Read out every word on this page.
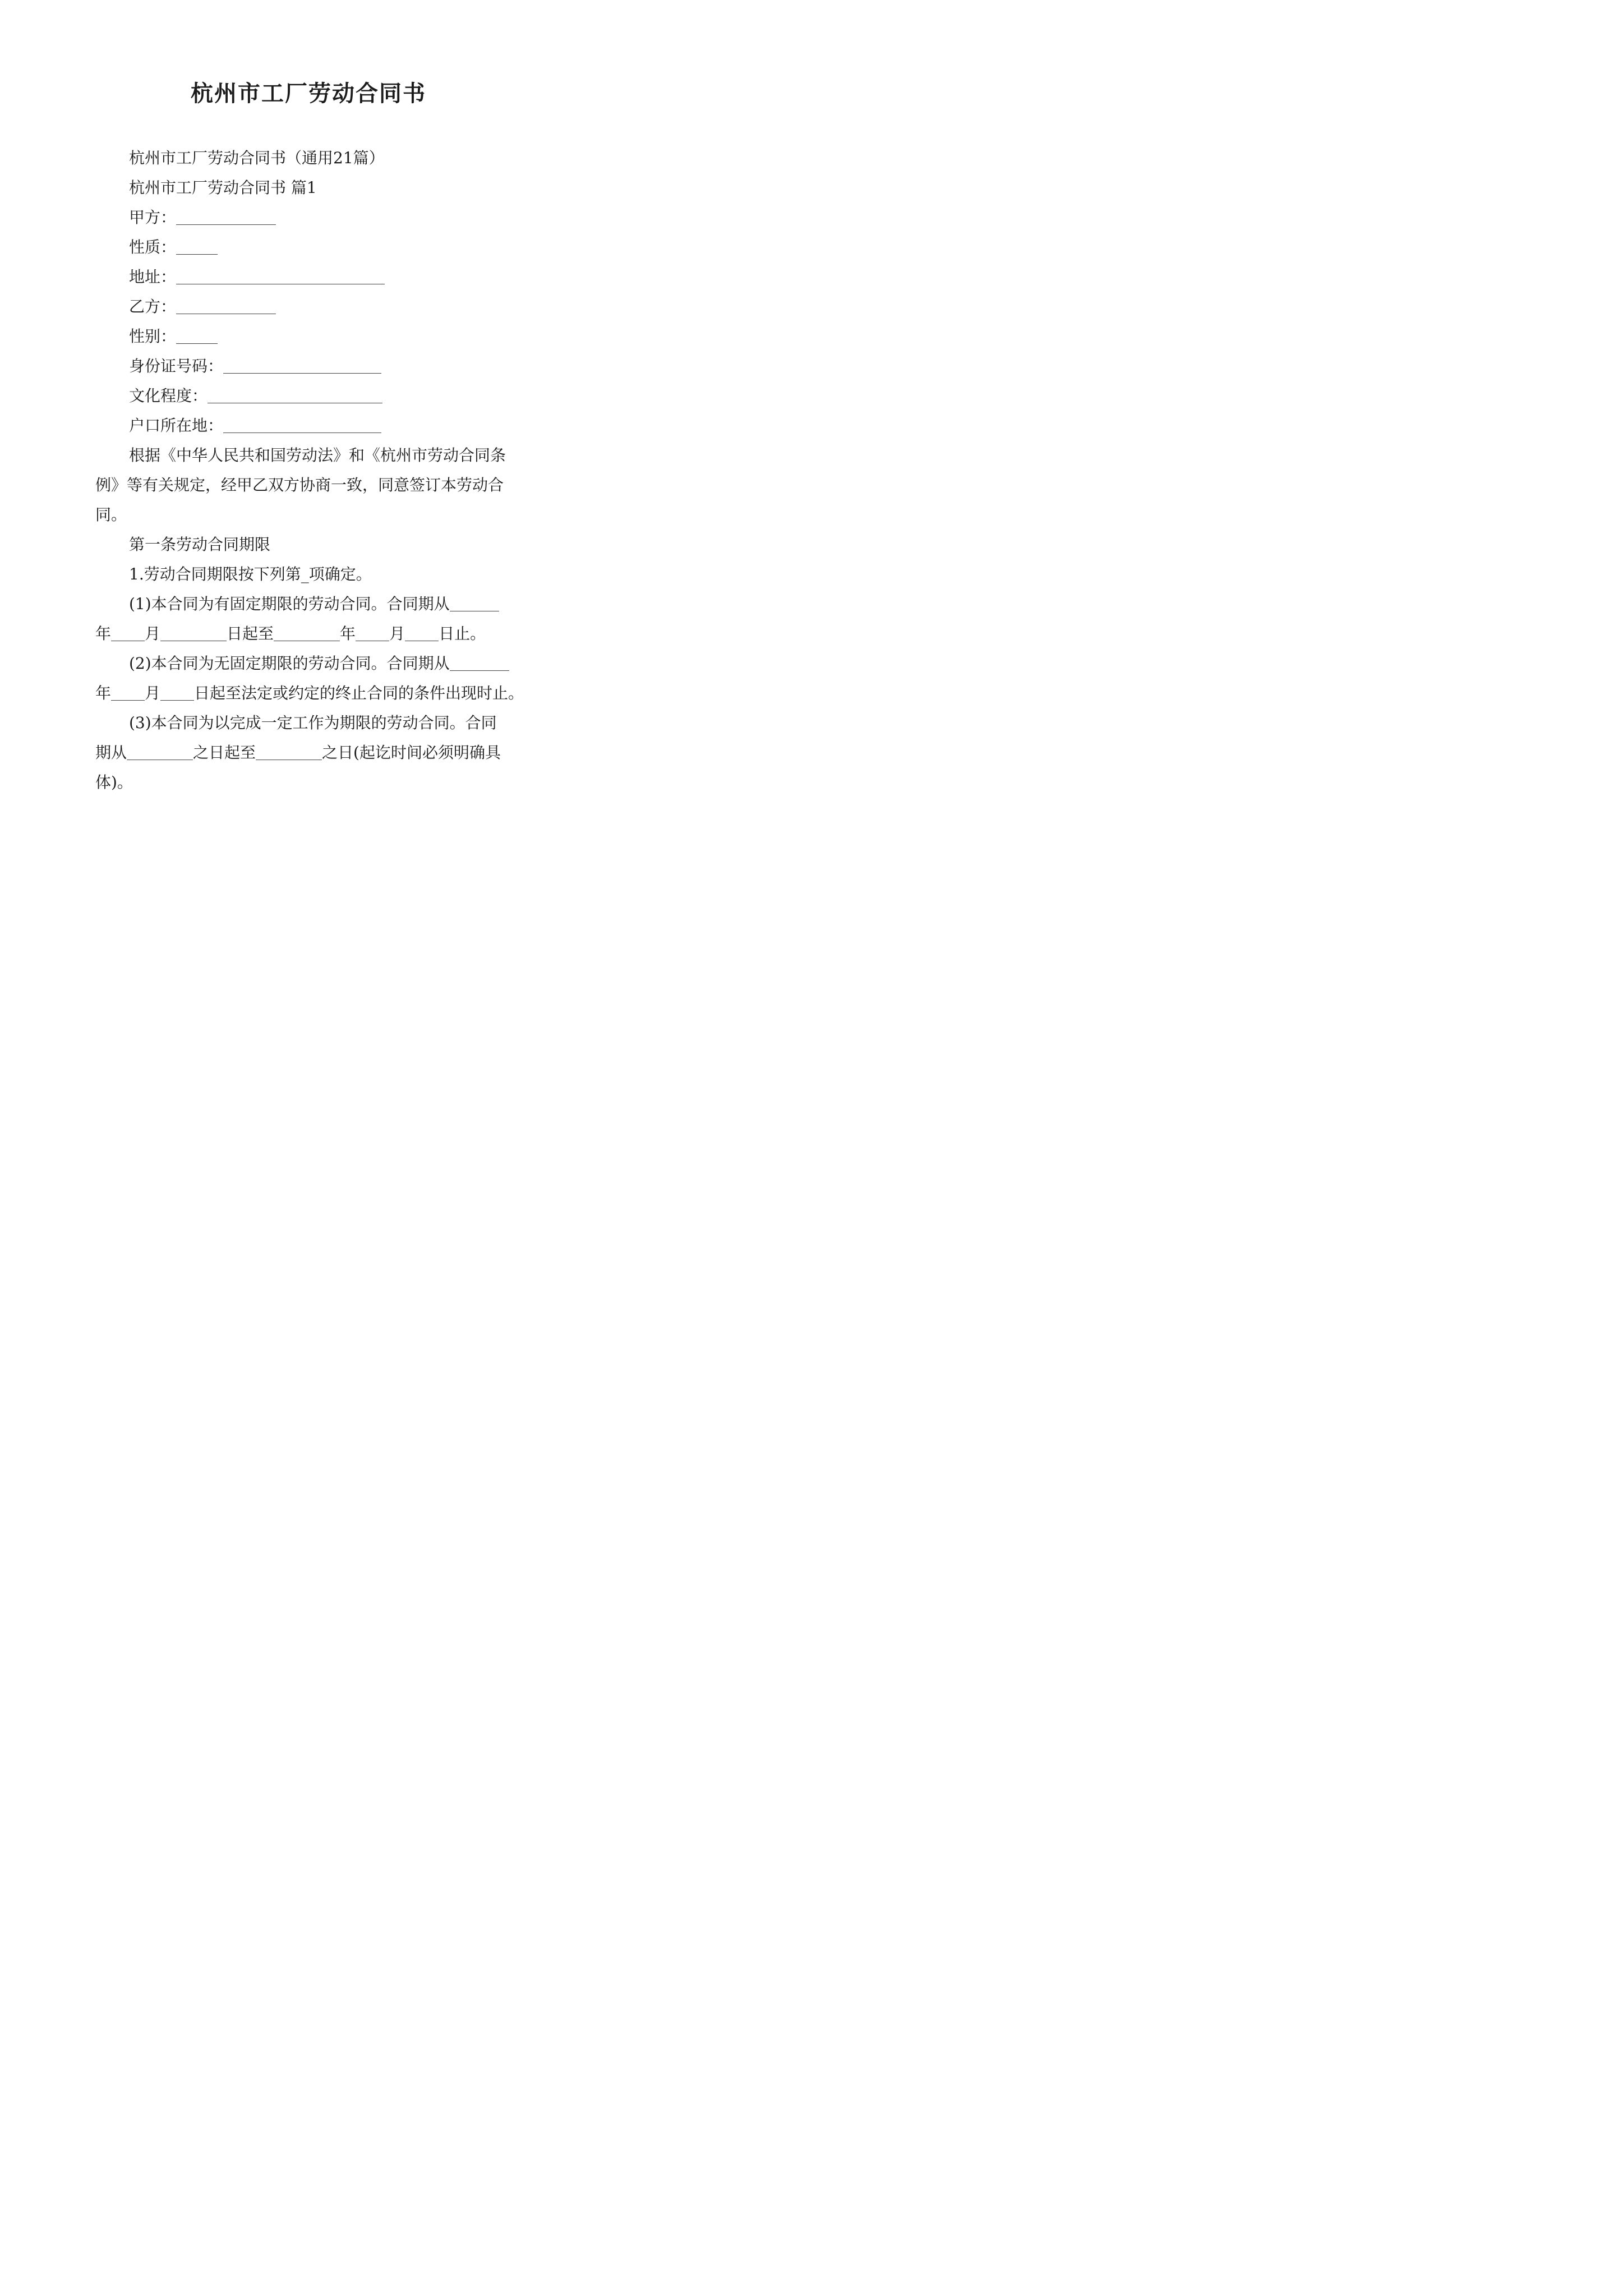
杭州市工厂劳动合同书
杭州市工厂劳动合同书（通用21篇）
杭州市工厂劳动合同书 篇1
甲方：
性质：
地址：
乙方：
性别：
身份证号码：
文化程度：
户口所在地：
根据《中华人民共和国劳动法》和《杭州市劳动合同条
例》等有关规定，经甲乙双方协商一致，同意签订本劳动合
同。
第一条劳动合同期限
1.劳动合同期限按下列第_项确定。
(1)本合同为有固定期限的劳动合同。合同期从
年 月	日起至	年 月 日止。
(2)本合同为无固定期限的劳动合同。合同期从
年 月 日起至法定或约定的终止合同的条件出现时止。
(3)本合同为以完成一定工作为期限的劳动合同。合同
期从	之日起至	之日(起讫时间必须明确具
体)。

◇ ◇ ◇ ◇ ◇

▶ **Problem to work on**: All of the material above needs to be restated exactly, with no pictures.

▶ **Solution to this task**:
Read out every word on this page.
杭州市工厂劳动合同书
杭州市工厂劳动合同书（通用21篇）
杭州市工厂劳动合同书 篇1
甲方：
性质：
地址：
乙方：
性别：
身份证号码：
文化程度：
户口所在地：
根据《中华人民共和国劳动法》和《杭州市劳动合同条
例》等有关规定，经甲乙双方协商一致，同意签订本劳动合
同。
第一条劳动合同期限
1.劳动合同期限按下列第_项确定。
(1)本合同为有固定期限的劳动合同。合同期从
年 月	日起至	年 月 日止。
(2)本合同为无固定期限的劳动合同。合同期从
年 月 日起至法定或约定的终止合同的条件出现时止。
(3)本合同为以完成一定工作为期限的劳动合同。合同
期从	之日起至	之日(起讫时间必须明确具
体)。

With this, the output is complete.